(Raw records)
▽

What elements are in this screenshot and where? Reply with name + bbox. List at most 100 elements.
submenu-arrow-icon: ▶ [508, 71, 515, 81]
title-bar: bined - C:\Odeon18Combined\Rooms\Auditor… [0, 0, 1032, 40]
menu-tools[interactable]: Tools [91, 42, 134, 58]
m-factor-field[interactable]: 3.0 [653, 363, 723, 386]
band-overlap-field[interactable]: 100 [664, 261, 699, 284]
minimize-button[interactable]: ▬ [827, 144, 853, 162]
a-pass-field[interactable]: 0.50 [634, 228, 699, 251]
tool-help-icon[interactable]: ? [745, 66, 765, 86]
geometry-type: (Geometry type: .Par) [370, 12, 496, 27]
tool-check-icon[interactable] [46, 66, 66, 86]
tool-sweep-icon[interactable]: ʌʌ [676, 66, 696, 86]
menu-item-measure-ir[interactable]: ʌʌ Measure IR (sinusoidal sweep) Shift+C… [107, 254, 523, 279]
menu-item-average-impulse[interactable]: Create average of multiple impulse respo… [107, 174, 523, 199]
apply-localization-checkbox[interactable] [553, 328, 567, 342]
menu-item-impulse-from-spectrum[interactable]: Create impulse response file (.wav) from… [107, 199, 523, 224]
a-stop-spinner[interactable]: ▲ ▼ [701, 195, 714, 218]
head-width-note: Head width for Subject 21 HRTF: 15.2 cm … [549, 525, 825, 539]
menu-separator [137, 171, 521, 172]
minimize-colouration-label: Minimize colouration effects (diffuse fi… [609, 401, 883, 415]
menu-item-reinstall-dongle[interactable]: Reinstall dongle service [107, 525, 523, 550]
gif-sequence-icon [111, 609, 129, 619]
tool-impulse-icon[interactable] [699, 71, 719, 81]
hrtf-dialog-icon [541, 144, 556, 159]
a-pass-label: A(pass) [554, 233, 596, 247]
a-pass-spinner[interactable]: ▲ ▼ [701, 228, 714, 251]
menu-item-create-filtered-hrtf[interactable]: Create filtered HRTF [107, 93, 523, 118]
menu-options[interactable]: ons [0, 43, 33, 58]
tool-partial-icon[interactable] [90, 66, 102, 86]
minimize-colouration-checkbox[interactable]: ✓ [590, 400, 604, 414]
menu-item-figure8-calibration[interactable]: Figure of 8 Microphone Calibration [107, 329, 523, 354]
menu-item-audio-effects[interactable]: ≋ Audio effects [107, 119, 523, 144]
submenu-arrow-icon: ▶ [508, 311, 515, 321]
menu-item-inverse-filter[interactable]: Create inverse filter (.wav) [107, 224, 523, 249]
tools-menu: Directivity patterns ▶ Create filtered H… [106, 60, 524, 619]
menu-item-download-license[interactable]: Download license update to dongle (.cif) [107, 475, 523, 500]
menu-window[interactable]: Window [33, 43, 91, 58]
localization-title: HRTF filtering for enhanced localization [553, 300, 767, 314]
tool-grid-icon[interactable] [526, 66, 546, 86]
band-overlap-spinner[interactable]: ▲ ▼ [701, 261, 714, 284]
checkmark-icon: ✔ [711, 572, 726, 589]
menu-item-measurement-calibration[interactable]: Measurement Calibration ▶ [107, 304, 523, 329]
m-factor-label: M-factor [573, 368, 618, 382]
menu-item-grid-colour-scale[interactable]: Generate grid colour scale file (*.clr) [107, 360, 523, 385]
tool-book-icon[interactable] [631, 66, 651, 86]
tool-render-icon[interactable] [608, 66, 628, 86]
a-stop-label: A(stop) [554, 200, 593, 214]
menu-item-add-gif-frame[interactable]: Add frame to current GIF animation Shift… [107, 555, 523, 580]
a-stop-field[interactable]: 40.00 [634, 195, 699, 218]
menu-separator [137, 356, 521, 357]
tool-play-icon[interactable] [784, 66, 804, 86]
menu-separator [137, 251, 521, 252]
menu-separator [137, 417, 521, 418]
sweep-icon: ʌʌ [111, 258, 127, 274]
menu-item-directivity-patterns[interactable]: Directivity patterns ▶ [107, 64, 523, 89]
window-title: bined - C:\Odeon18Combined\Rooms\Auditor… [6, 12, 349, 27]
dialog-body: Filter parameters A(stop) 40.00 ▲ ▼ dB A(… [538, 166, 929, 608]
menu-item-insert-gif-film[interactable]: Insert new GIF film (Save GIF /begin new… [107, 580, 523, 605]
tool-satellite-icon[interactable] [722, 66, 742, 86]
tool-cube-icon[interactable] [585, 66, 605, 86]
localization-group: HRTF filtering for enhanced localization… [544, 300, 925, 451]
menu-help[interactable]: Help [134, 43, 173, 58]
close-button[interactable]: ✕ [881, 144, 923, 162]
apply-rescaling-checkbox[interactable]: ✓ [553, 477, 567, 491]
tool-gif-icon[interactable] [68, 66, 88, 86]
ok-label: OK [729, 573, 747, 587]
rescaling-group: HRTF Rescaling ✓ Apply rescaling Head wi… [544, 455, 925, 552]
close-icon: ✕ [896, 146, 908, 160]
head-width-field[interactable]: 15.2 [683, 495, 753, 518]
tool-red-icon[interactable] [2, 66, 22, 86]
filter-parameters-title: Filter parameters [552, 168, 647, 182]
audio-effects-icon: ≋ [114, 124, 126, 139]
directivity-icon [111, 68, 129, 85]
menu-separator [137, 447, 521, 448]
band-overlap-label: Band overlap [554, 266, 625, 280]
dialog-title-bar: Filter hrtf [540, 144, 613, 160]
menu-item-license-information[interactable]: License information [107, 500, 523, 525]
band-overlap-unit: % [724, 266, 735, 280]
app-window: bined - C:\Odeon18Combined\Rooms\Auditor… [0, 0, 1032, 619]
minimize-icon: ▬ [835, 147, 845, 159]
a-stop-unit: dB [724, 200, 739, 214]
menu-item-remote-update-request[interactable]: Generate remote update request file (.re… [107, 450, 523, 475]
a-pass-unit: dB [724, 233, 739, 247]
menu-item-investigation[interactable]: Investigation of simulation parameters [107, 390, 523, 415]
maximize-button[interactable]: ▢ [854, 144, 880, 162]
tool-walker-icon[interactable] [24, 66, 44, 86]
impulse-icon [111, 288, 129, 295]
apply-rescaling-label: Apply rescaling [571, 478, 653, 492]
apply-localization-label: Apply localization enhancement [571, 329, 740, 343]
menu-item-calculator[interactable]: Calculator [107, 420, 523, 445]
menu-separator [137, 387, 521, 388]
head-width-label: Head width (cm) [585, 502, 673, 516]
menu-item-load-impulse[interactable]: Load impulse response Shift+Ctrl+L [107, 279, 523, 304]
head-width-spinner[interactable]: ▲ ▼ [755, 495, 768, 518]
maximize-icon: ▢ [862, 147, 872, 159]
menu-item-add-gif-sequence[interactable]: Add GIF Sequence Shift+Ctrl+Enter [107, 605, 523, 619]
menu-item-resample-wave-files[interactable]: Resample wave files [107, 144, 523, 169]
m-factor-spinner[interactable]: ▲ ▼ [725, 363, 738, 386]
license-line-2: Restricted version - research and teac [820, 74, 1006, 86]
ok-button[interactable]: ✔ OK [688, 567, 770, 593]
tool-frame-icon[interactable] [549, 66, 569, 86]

△

What the task asks:
Please rewrite every line above as a numbered list, dropping any blank lines.

Complete answer:
1. What elements are in this screenshot and where? Reply with name + bbox. List at most 100 elements.
2. submenu-arrow-icon: ▶ [508, 71, 515, 81]
3. title-bar: bined - C:\Odeon18Combined\Rooms\Auditor… [0, 0, 1032, 40]
4. menu-tools[interactable]: Tools [91, 42, 134, 58]
5. m-factor-field[interactable]: 3.0 [653, 363, 723, 386]
6. band-overlap-field[interactable]: 100 [664, 261, 699, 284]
7. minimize-button[interactable]: ▬ [827, 144, 853, 162]
8. a-pass-field[interactable]: 0.50 [634, 228, 699, 251]
9. tool-help-icon[interactable]: ? [745, 66, 765, 86]
10. geometry-type: (Geometry type: .Par) [370, 12, 496, 27]
11. tool-check-icon[interactable] [46, 66, 66, 86]
12. tool-sweep-icon[interactable]: ʌʌ [676, 66, 696, 86]
13. menu-item-measure-ir[interactable]: ʌʌ Measure IR (sinusoidal sweep) Shift+C… [107, 254, 523, 279]
14. menu-item-average-impulse[interactable]: Create average of multiple impulse respo… [107, 174, 523, 199]
15. apply-localization-checkbox[interactable] [553, 328, 567, 342]
16. menu-item-impulse-from-spectrum[interactable]: Create impulse response file (.wav) from… [107, 199, 523, 224]
17. a-stop-spinner[interactable]: ▲ ▼ [701, 195, 714, 218]
18. head-width-note: Head width for Subject 21 HRTF: 15.2 cm … [549, 525, 825, 539]
19. menu-separator [137, 171, 521, 172]
20. minimize-colouration-label: Minimize colouration effects (diffuse fi… [609, 401, 883, 415]
21. menu-item-reinstall-dongle[interactable]: Reinstall dongle service [107, 525, 523, 550]
22. gif-sequence-icon [111, 609, 129, 619]
23. tool-impulse-icon[interactable] [699, 71, 719, 81]
24. hrtf-dialog-icon [541, 144, 556, 159]
25. a-pass-label: A(pass) [554, 233, 596, 247]
26. a-pass-spinner[interactable]: ▲ ▼ [701, 228, 714, 251]
27. menu-item-create-filtered-hrtf[interactable]: Create filtered HRTF [107, 93, 523, 118]
28. menu-options[interactable]: ons [0, 43, 33, 58]
29. tool-partial-icon[interactable] [90, 66, 102, 86]
30. minimize-colouration-checkbox[interactable]: ✓ [590, 400, 604, 414]
31. menu-item-figure8-calibration[interactable]: Figure of 8 Microphone Calibration [107, 329, 523, 354]
32. menu-item-audio-effects[interactable]: ≋ Audio effects [107, 119, 523, 144]
33. submenu-arrow-icon: ▶ [508, 311, 515, 321]
34. menu-item-inverse-filter[interactable]: Create inverse filter (.wav) [107, 224, 523, 249]
35. tools-menu: Directivity patterns ▶ Create filtered H… [106, 60, 524, 619]
36. menu-item-download-license[interactable]: Download license update to dongle (.cif) [107, 475, 523, 500]
37. menu-window[interactable]: Window [33, 43, 91, 58]
38. localization-title: HRTF filtering for enhanced localization [553, 300, 767, 314]
39. tool-grid-icon[interactable] [526, 66, 546, 86]
40. band-overlap-spinner[interactable]: ▲ ▼ [701, 261, 714, 284]
41. checkmark-icon: ✔ [711, 572, 726, 589]
42. menu-item-measurement-calibration[interactable]: Measurement Calibration ▶ [107, 304, 523, 329]
43. m-factor-label: M-factor [573, 368, 618, 382]
44. menu-item-grid-colour-scale[interactable]: Generate grid colour scale file (*.clr) [107, 360, 523, 385]
45. tool-book-icon[interactable] [631, 66, 651, 86]
46. tool-render-icon[interactable] [608, 66, 628, 86]
47. a-stop-label: A(stop) [554, 200, 593, 214]
48. menu-item-add-gif-frame[interactable]: Add frame to current GIF animation Shift… [107, 555, 523, 580]
49. a-stop-field[interactable]: 40.00 [634, 195, 699, 218]
50. menu-separator [137, 356, 521, 357]
51. tool-play-icon[interactable] [784, 66, 804, 86]
52. menu-separator [137, 251, 521, 252]
53. menu-separator [137, 417, 521, 418]
54. sweep-icon: ʌʌ [111, 258, 127, 274]
55. menu-item-directivity-patterns[interactable]: Directivity patterns ▶ [107, 64, 523, 89]
56. window-title: bined - C:\Odeon18Combined\Rooms\Auditor… [6, 12, 349, 27]
57. dialog-body: Filter parameters A(stop) 40.00 ▲ ▼ dB A(… [538, 166, 929, 608]
58. menu-item-insert-gif-film[interactable]: Insert new GIF film (Save GIF /begin new… [107, 580, 523, 605]
59. tool-satellite-icon[interactable] [722, 66, 742, 86]
60. tool-cube-icon[interactable] [585, 66, 605, 86]
61. localization-group: HRTF filtering for enhanced localization… [544, 300, 925, 451]
62. menu-help[interactable]: Help [134, 43, 173, 58]
63. close-button[interactable]: ✕ [881, 144, 923, 162]
64. apply-rescaling-checkbox[interactable]: ✓ [553, 477, 567, 491]
65. tool-gif-icon[interactable] [68, 66, 88, 86]
66. ok-label: OK [729, 573, 747, 587]
67. rescaling-group: HRTF Rescaling ✓ Apply rescaling Head wi… [544, 455, 925, 552]
68. close-icon: ✕ [896, 146, 908, 160]
69. head-width-field[interactable]: 15.2 [683, 495, 753, 518]
70. tool-red-icon[interactable] [2, 66, 22, 86]
71. filter-parameters-title: Filter parameters [552, 168, 647, 182]
72. audio-effects-icon: ≋ [114, 124, 126, 139]
73. directivity-icon [111, 68, 129, 85]
74. menu-separator [137, 447, 521, 448]
75. band-overlap-label: Band overlap [554, 266, 625, 280]
76. dialog-title-bar: Filter hrtf [540, 144, 613, 160]
77. menu-item-license-information[interactable]: License information [107, 500, 523, 525]
78. band-overlap-unit: % [724, 266, 735, 280]
79. app-window: bined - C:\Odeon18Combined\Rooms\Auditor… [0, 0, 1032, 619]
80. minimize-icon: ▬ [835, 147, 845, 159]
81. a-stop-unit: dB [724, 200, 739, 214]
82. menu-item-remote-update-request[interactable]: Generate remote update request file (.re… [107, 450, 523, 475]
83. a-pass-unit: dB [724, 233, 739, 247]
84. menu-item-investigation[interactable]: Investigation of simulation parameters [107, 390, 523, 415]
85. maximize-button[interactable]: ▢ [854, 144, 880, 162]
86. tool-walker-icon[interactable] [24, 66, 44, 86]
87. impulse-icon [111, 288, 129, 295]
88. apply-rescaling-label: Apply rescaling [571, 478, 653, 492]
89. apply-localization-label: Apply localization enhancement [571, 329, 740, 343]
90. menu-item-calculator[interactable]: Calculator [107, 420, 523, 445]
91. menu-separator [137, 387, 521, 388]
92. head-width-label: Head width (cm) [585, 502, 673, 516]
93. menu-item-load-impulse[interactable]: Load impulse response Shift+Ctrl+L [107, 279, 523, 304]
94. head-width-spinner[interactable]: ▲ ▼ [755, 495, 768, 518]
95. maximize-icon: ▢ [862, 147, 872, 159]
96. menu-item-add-gif-sequence[interactable]: Add GIF Sequence Shift+Ctrl+Enter [107, 605, 523, 619]
97. menu-item-resample-wave-files[interactable]: Resample wave files [107, 144, 523, 169]
98. m-factor-spinner[interactable]: ▲ ▼ [725, 363, 738, 386]
99. license-line-2: Restricted version - research and teac [820, 74, 1006, 86]
100. ok-button[interactable]: ✔ OK [688, 567, 770, 593]
101. tool-frame-icon[interactable] [549, 66, 569, 86]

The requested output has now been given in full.